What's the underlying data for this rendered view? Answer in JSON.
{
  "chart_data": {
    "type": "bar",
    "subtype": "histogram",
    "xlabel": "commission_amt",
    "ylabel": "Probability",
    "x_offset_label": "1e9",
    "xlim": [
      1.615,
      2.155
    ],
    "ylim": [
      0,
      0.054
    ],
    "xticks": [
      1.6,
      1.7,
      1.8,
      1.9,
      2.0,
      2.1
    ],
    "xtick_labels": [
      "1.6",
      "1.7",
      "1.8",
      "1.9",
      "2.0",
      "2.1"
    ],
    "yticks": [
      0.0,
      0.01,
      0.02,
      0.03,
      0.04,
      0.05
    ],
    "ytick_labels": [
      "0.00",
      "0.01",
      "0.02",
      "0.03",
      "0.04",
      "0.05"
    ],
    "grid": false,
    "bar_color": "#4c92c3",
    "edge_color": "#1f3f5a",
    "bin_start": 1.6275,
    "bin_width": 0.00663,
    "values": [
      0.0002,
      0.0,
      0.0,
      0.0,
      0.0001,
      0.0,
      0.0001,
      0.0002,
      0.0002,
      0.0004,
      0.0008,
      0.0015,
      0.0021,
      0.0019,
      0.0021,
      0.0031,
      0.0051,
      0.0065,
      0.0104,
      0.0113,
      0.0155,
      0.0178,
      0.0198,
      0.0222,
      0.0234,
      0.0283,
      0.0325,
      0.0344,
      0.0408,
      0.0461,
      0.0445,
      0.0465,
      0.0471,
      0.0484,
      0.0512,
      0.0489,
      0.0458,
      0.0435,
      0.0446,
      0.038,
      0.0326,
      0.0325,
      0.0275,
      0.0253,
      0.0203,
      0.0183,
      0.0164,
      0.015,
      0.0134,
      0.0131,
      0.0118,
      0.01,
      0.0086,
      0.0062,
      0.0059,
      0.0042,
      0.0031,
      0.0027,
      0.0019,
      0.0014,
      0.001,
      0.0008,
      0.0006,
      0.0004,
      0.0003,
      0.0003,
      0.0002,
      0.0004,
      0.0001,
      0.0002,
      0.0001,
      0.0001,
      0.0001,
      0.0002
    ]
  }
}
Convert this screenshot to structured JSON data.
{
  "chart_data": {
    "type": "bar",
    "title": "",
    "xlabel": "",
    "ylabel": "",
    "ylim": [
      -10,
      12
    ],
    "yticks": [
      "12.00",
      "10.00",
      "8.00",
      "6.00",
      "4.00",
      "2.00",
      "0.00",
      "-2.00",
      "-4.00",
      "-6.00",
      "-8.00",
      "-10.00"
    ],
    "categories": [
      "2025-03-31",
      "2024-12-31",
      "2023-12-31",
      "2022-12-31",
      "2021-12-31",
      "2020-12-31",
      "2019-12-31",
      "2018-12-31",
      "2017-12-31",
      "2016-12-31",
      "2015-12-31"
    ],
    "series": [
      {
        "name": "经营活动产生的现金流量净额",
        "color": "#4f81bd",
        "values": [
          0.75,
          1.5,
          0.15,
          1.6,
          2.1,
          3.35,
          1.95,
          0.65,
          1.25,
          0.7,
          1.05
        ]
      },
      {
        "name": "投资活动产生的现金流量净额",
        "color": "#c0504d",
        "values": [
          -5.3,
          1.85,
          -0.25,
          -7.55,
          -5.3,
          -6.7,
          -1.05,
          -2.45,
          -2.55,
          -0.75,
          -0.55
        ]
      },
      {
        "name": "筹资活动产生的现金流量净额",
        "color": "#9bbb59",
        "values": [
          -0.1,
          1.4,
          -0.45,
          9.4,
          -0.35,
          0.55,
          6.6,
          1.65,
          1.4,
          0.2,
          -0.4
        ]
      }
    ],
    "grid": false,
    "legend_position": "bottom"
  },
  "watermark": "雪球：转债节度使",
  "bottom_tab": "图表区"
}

Problem to work on
Copy each entry exactly, with nothing added or dropped.

Solution for this exercise
What's the underlying data for this rendered view? Answer in JSON.
{
  "chart_data": {
    "type": "bar",
    "subtype": "histogram",
    "xlabel": "commission_amt",
    "ylabel": "Probability",
    "x_offset_label": "1e9",
    "xlim": [
      1.615,
      2.155
    ],
    "ylim": [
      0,
      0.054
    ],
    "xticks": [
      1.6,
      1.7,
      1.8,
      1.9,
      2.0,
      2.1
    ],
    "xtick_labels": [
      "1.6",
      "1.7",
      "1.8",
      "1.9",
      "2.0",
      "2.1"
    ],
    "yticks": [
      0.0,
      0.01,
      0.02,
      0.03,
      0.04,
      0.05
    ],
    "ytick_labels": [
      "0.00",
      "0.01",
      "0.02",
      "0.03",
      "0.04",
      "0.05"
    ],
    "grid": false,
    "bar_color": "#4c92c3",
    "edge_color": "#1f3f5a",
    "bin_start": 1.6275,
    "bin_width": 0.00663,
    "values": [
      0.0002,
      0.0,
      0.0,
      0.0,
      0.0001,
      0.0,
      0.0001,
      0.0002,
      0.0002,
      0.0004,
      0.0008,
      0.0015,
      0.0021,
      0.0019,
      0.0021,
      0.0031,
      0.0051,
      0.0065,
      0.0104,
      0.0113,
      0.0155,
      0.0178,
      0.0198,
      0.0222,
      0.0234,
      0.0283,
      0.0325,
      0.0344,
      0.0408,
      0.0461,
      0.0445,
      0.0465,
      0.0471,
      0.0484,
      0.0512,
      0.0489,
      0.0458,
      0.0435,
      0.0446,
      0.038,
      0.0326,
      0.0325,
      0.0275,
      0.0253,
      0.0203,
      0.0183,
      0.0164,
      0.015,
      0.0134,
      0.0131,
      0.0118,
      0.01,
      0.0086,
      0.0062,
      0.0059,
      0.0042,
      0.0031,
      0.0027,
      0.0019,
      0.0014,
      0.001,
      0.0008,
      0.0006,
      0.0004,
      0.0003,
      0.0003,
      0.0002,
      0.0004,
      0.0001,
      0.0002,
      0.0001,
      0.0001,
      0.0001,
      0.0002
    ]
  }
}
Convert this screenshot to structured JSON data.
{
  "chart_data": {
    "type": "bar",
    "title": "",
    "xlabel": "",
    "ylabel": "",
    "ylim": [
      -10,
      12
    ],
    "yticks": [
      "12.00",
      "10.00",
      "8.00",
      "6.00",
      "4.00",
      "2.00",
      "0.00",
      "-2.00",
      "-4.00",
      "-6.00",
      "-8.00",
      "-10.00"
    ],
    "categories": [
      "2025-03-31",
      "2024-12-31",
      "2023-12-31",
      "2022-12-31",
      "2021-12-31",
      "2020-12-31",
      "2019-12-31",
      "2018-12-31",
      "2017-12-31",
      "2016-12-31",
      "2015-12-31"
    ],
    "series": [
      {
        "name": "经营活动产生的现金流量净额",
        "color": "#4f81bd",
        "values": [
          0.75,
          1.5,
          0.15,
          1.6,
          2.1,
          3.35,
          1.95,
          0.65,
          1.25,
          0.7,
          1.05
        ]
      },
      {
        "name": "投资活动产生的现金流量净额",
        "color": "#c0504d",
        "values": [
          -5.3,
          1.85,
          -0.25,
          -7.55,
          -5.3,
          -6.7,
          -1.05,
          -2.45,
          -2.55,
          -0.75,
          -0.55
        ]
      },
      {
        "name": "筹资活动产生的现金流量净额",
        "color": "#9bbb59",
        "values": [
          -0.1,
          1.4,
          -0.45,
          9.4,
          -0.35,
          0.55,
          6.6,
          1.65,
          1.4,
          0.2,
          -0.4
        ]
      }
    ],
    "grid": false,
    "legend_position": "bottom"
  },
  "watermark": "雪球：转债节度使",
  "bottom_tab": "图表区"
}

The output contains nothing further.